(Dataset rows)

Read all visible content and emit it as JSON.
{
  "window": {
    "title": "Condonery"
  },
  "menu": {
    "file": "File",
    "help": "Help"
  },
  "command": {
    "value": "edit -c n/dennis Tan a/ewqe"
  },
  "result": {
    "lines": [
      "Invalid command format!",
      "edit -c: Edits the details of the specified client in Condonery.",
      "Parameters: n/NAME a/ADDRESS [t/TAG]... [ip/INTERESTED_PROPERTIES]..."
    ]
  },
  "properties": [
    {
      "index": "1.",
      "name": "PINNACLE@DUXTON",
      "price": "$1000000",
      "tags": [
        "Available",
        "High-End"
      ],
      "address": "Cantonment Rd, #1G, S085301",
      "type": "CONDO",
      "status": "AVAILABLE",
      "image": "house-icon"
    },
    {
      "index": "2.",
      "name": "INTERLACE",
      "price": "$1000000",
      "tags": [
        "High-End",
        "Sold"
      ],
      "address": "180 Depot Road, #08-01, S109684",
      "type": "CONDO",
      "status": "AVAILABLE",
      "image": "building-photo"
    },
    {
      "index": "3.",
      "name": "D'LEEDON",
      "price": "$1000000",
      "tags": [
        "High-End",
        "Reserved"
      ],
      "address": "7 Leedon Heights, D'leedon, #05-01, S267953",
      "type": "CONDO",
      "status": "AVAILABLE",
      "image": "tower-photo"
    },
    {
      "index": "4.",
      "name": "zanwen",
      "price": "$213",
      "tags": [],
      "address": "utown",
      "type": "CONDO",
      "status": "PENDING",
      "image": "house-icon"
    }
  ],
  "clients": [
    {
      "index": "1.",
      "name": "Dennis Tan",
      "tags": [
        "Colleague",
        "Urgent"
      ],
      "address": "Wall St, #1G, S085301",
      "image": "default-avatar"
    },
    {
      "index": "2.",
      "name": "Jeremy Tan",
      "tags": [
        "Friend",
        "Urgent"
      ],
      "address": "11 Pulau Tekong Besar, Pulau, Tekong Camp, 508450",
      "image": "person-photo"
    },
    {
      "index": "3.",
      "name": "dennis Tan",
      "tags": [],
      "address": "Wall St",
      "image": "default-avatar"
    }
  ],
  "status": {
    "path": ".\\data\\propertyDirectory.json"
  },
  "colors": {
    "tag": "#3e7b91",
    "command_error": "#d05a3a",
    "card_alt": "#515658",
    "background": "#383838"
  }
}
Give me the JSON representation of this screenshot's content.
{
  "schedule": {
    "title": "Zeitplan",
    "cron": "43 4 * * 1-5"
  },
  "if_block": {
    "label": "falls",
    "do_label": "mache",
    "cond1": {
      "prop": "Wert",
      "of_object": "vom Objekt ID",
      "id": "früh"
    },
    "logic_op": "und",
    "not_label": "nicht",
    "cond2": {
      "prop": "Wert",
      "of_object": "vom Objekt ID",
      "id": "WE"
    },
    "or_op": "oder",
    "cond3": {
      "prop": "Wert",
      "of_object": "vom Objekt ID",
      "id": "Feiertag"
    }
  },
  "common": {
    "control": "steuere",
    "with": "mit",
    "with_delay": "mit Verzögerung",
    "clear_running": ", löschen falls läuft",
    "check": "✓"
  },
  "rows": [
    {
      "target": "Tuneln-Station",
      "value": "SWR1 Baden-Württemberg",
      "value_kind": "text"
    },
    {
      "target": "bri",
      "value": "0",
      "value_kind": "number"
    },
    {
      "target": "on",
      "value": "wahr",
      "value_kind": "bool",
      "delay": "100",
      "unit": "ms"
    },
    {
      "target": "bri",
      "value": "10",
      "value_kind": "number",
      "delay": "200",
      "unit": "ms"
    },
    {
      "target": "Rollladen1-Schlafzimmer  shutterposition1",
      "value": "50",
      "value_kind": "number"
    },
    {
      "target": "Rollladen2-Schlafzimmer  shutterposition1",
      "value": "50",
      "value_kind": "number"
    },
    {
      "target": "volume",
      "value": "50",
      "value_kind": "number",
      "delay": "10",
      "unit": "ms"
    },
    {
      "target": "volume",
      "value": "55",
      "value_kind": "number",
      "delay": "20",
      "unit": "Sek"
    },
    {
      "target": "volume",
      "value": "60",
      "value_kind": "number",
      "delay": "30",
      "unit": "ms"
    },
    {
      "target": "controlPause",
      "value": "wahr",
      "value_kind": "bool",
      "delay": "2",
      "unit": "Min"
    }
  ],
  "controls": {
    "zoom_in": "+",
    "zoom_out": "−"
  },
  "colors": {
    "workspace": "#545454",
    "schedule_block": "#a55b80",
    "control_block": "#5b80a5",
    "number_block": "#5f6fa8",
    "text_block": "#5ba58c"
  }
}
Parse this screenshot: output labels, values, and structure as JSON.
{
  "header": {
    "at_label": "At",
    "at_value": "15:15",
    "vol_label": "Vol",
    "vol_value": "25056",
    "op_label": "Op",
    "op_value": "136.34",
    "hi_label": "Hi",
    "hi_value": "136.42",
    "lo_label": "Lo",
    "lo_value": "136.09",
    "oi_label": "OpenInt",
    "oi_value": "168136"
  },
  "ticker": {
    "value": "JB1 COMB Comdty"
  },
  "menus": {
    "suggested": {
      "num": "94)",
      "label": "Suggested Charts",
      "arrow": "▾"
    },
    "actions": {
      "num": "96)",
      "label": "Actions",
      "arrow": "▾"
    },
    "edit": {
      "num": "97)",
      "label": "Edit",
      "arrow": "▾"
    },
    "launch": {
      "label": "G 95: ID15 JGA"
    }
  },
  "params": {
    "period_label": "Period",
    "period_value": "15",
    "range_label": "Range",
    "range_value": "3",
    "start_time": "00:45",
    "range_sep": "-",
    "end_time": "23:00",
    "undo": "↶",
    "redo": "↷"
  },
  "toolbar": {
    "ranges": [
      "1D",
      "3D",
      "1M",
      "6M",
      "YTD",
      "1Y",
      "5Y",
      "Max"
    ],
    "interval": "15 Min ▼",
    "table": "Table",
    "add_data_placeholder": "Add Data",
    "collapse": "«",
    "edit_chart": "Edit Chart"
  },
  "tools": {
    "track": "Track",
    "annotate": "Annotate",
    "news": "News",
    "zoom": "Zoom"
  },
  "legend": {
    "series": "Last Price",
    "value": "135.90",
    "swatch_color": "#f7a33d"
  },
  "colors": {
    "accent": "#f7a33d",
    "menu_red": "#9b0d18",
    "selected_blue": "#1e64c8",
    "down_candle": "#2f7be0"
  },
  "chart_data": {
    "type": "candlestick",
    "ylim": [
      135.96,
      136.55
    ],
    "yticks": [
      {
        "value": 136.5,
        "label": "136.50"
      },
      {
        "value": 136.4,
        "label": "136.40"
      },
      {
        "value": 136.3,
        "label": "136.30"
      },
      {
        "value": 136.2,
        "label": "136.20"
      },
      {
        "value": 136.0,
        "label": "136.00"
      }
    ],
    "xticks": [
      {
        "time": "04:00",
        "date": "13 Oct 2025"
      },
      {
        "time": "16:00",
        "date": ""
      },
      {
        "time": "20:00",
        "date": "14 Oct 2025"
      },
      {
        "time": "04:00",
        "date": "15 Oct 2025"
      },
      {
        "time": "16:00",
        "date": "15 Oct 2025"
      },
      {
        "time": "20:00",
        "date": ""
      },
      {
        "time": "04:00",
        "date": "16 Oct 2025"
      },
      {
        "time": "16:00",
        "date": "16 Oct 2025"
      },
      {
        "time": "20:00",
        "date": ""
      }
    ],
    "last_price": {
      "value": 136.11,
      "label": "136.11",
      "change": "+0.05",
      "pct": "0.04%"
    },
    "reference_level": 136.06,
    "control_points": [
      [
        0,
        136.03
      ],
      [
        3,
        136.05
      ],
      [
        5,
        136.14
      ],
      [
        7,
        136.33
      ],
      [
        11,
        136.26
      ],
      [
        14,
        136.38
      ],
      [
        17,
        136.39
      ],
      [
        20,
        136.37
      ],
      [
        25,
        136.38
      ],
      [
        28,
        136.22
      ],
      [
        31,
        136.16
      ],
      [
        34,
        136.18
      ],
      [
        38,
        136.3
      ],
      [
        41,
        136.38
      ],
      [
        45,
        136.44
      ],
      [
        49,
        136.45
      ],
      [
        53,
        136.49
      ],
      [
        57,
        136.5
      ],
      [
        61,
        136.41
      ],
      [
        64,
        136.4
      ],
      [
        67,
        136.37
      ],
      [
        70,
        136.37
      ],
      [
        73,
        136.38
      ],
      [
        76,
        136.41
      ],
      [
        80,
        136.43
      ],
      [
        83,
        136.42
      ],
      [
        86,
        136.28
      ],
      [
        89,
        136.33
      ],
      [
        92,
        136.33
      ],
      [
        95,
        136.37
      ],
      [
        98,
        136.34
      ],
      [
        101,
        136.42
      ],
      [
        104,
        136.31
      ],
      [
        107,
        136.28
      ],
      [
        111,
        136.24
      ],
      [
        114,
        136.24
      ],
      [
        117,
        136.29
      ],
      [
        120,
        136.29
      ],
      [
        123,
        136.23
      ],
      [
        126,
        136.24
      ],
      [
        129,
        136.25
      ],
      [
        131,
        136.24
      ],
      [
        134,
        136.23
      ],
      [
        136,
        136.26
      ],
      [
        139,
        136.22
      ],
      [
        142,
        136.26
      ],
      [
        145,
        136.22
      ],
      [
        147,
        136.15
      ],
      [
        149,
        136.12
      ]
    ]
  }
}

Problem requirements:
In the lines above, locate the string "screenshot". Copy every line where it occurs.

Task output:
Give me the JSON representation of this screenshot's content.
Parse this screenshot: output labels, values, and structure as JSON.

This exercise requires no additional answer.